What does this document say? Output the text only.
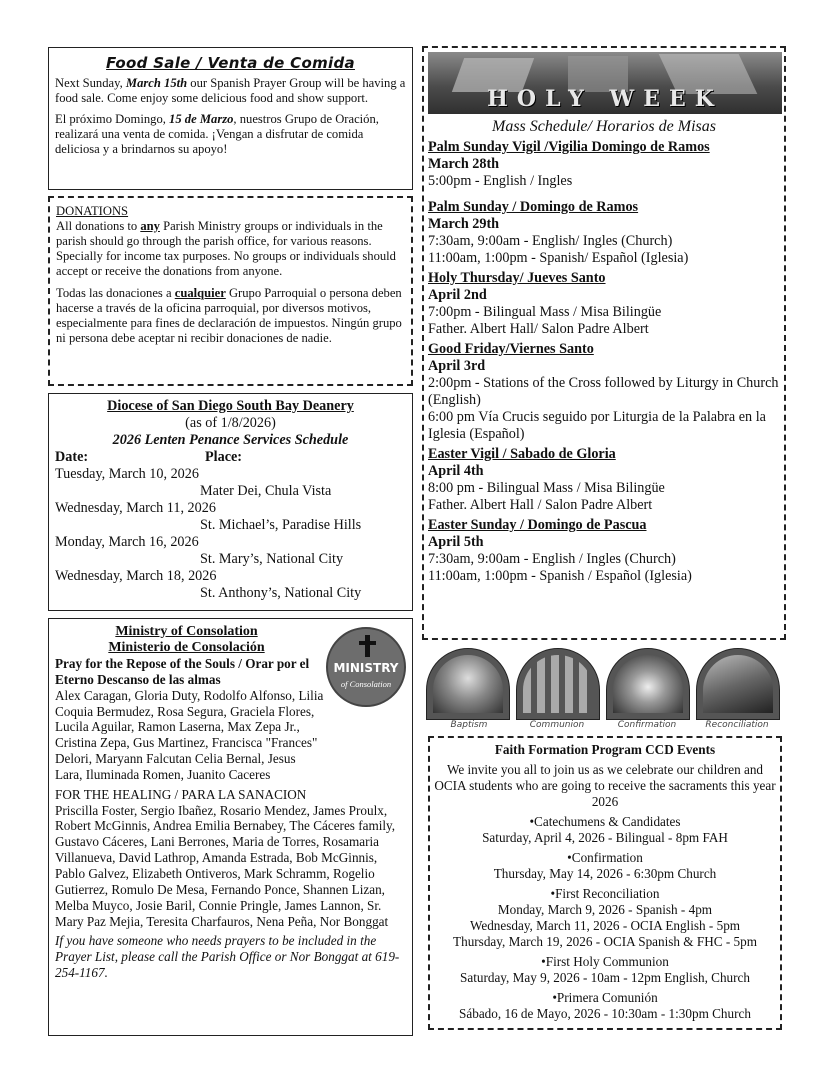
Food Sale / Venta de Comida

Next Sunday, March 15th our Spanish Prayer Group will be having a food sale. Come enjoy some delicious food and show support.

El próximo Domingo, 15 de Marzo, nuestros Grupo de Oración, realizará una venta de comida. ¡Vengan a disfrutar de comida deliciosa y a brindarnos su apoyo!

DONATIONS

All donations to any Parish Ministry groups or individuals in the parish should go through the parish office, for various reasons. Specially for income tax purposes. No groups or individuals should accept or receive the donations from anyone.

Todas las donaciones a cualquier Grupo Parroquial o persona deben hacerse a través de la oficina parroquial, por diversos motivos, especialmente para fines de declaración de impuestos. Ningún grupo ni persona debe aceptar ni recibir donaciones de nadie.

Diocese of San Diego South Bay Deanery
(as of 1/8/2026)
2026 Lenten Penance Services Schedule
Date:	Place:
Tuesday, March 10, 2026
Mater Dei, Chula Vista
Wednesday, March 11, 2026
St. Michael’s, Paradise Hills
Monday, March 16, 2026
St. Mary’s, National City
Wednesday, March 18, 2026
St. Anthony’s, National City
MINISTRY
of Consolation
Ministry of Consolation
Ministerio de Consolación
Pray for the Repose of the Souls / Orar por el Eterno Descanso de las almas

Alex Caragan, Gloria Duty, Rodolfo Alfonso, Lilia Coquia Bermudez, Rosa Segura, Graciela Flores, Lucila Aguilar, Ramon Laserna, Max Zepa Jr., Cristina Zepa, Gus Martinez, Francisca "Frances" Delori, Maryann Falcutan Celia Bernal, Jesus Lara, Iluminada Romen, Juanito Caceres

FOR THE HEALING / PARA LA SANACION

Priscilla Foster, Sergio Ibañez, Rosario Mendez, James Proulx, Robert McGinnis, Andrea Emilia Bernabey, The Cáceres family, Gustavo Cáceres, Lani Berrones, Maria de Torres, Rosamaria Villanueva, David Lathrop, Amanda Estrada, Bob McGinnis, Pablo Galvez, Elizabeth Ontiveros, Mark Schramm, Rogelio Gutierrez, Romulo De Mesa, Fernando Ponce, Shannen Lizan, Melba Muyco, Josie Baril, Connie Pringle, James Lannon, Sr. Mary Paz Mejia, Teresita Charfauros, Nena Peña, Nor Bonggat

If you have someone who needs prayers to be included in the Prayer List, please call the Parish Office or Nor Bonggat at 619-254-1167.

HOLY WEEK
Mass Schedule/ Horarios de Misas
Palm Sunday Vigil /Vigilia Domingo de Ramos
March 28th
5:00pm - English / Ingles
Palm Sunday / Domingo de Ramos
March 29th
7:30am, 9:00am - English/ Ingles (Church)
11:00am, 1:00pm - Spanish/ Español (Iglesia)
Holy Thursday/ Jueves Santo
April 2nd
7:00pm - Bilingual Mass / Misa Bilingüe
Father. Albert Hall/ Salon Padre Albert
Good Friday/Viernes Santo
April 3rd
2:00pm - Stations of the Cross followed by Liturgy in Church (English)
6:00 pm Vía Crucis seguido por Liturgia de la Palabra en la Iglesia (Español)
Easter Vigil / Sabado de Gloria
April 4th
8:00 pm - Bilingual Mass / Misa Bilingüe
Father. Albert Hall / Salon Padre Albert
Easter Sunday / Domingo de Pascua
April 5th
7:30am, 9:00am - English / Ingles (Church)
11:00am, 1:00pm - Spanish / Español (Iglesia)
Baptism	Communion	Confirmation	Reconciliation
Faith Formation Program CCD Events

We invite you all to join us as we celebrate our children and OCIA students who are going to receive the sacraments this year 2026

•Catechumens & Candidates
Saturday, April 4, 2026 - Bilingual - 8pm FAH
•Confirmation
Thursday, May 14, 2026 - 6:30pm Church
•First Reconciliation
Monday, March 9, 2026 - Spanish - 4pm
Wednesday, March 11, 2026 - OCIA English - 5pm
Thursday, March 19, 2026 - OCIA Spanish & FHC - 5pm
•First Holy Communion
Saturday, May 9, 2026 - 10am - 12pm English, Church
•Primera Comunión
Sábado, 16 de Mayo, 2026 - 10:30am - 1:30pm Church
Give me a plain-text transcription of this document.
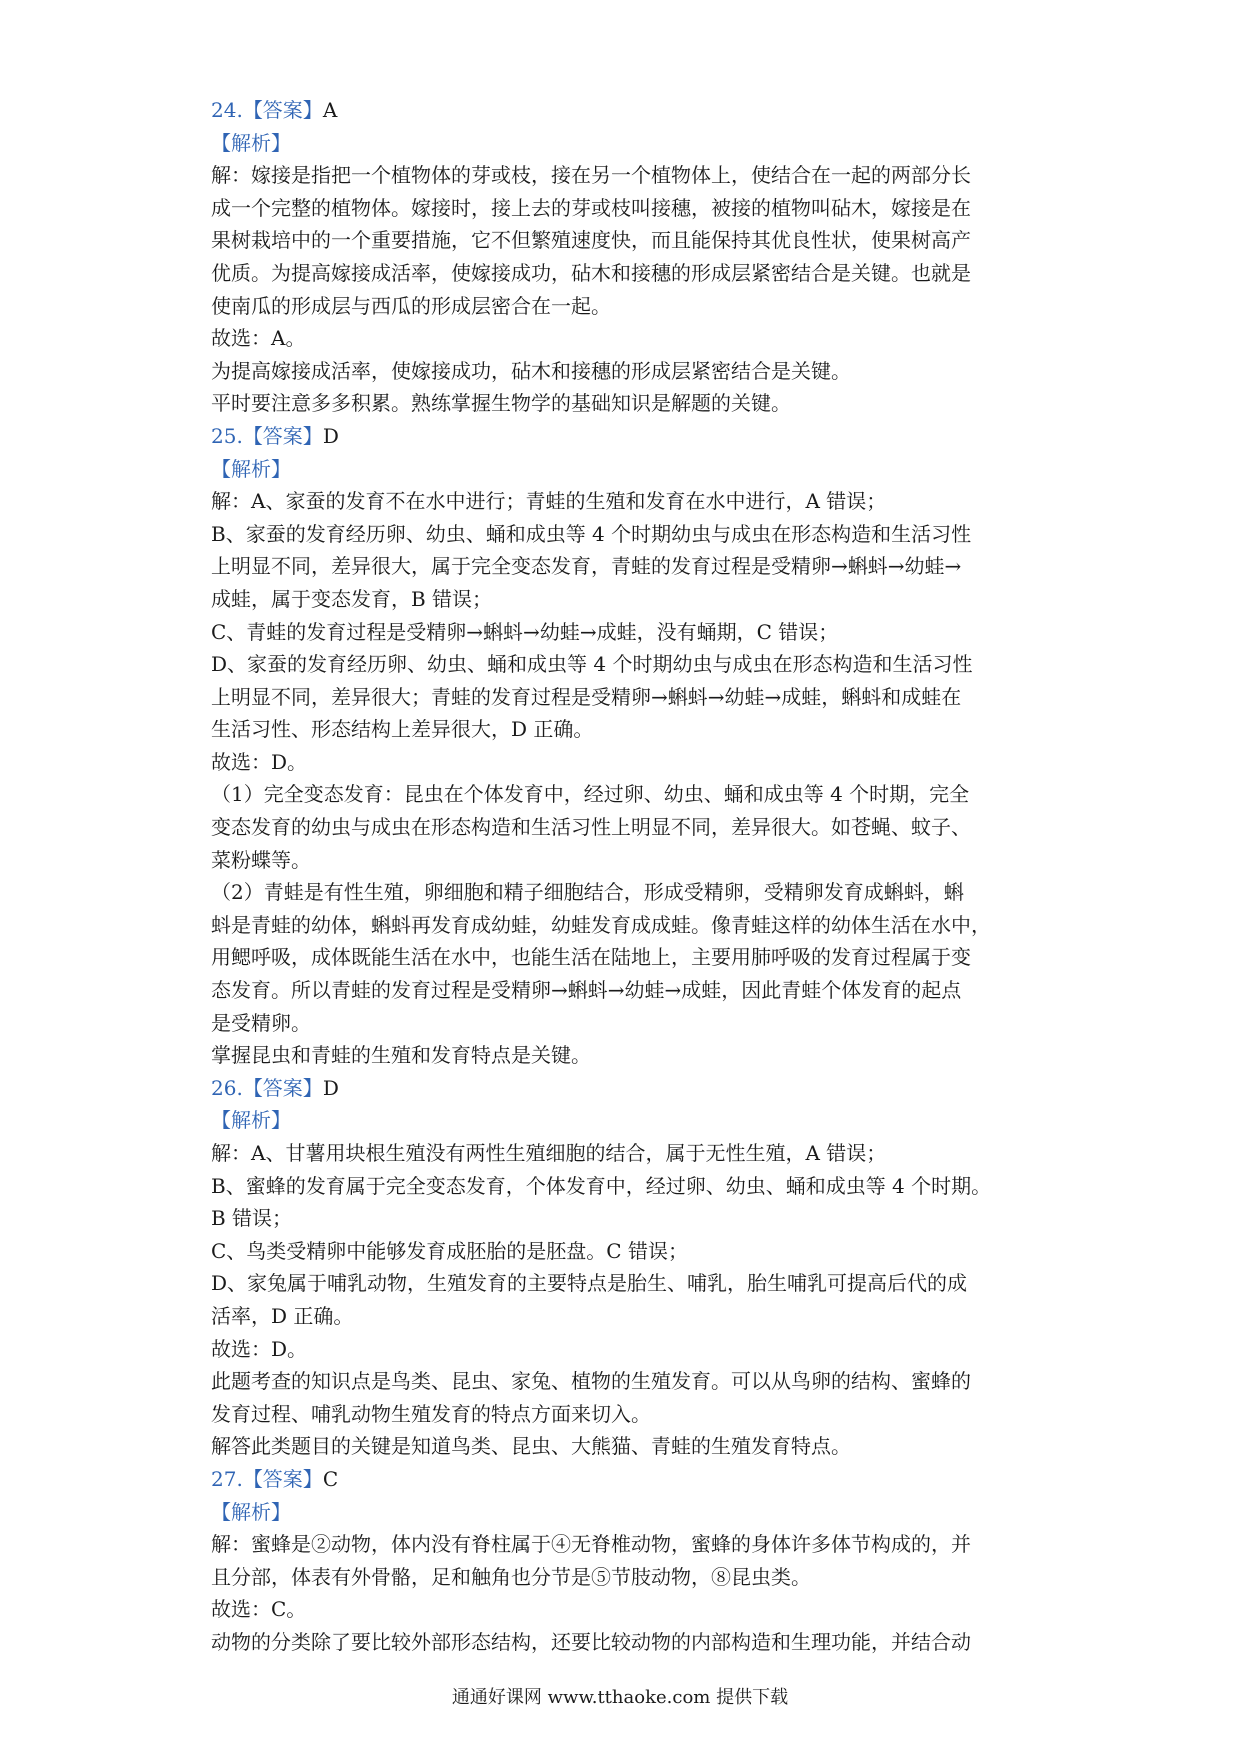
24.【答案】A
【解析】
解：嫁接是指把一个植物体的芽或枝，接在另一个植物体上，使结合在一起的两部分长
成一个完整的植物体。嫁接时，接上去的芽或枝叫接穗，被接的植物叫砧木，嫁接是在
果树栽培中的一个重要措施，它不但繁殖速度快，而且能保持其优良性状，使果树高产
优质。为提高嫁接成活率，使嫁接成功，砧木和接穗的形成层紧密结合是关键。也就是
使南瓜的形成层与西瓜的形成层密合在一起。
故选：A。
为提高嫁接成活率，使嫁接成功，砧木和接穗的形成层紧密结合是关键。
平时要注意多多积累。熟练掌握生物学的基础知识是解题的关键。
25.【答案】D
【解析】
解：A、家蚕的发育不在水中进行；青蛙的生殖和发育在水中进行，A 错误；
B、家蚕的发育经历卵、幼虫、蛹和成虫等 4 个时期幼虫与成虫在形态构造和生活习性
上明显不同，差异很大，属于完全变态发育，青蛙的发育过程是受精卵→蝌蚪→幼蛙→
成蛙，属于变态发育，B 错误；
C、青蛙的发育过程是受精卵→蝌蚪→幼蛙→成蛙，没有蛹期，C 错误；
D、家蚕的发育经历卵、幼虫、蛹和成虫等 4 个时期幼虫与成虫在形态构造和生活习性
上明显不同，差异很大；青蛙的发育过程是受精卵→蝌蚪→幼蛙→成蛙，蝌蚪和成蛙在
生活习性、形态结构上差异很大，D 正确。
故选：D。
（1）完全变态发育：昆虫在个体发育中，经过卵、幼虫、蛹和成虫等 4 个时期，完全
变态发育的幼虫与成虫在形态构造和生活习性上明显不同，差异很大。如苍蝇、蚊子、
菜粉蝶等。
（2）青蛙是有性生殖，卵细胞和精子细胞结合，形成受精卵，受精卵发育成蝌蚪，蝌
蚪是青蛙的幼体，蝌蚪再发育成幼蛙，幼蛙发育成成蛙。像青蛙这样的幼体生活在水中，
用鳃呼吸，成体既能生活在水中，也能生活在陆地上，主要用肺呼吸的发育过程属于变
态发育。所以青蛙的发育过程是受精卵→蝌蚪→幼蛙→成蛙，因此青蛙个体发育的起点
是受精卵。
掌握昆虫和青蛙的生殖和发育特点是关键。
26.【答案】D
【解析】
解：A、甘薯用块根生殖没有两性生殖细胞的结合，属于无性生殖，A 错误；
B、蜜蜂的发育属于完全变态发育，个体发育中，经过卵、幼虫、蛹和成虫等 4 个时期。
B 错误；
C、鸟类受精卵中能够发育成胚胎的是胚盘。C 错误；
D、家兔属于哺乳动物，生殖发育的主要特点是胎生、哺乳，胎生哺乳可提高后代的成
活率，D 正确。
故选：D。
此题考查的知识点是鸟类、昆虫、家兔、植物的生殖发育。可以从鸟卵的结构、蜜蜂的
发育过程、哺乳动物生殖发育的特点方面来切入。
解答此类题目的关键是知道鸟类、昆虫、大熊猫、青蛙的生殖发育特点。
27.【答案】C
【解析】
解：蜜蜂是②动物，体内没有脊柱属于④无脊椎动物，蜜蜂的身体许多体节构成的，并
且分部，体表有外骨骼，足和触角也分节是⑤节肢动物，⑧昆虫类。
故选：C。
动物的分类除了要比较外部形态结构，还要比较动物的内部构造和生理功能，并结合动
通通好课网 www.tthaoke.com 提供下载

—————

Requirement —
Search the data for "Bilingüe". Copy every line that has it.

Full output —
7:00pm - Bilingual Mass / Misa Bilingüe
8:00 pm - Bilingual Mass / Misa Bilingüe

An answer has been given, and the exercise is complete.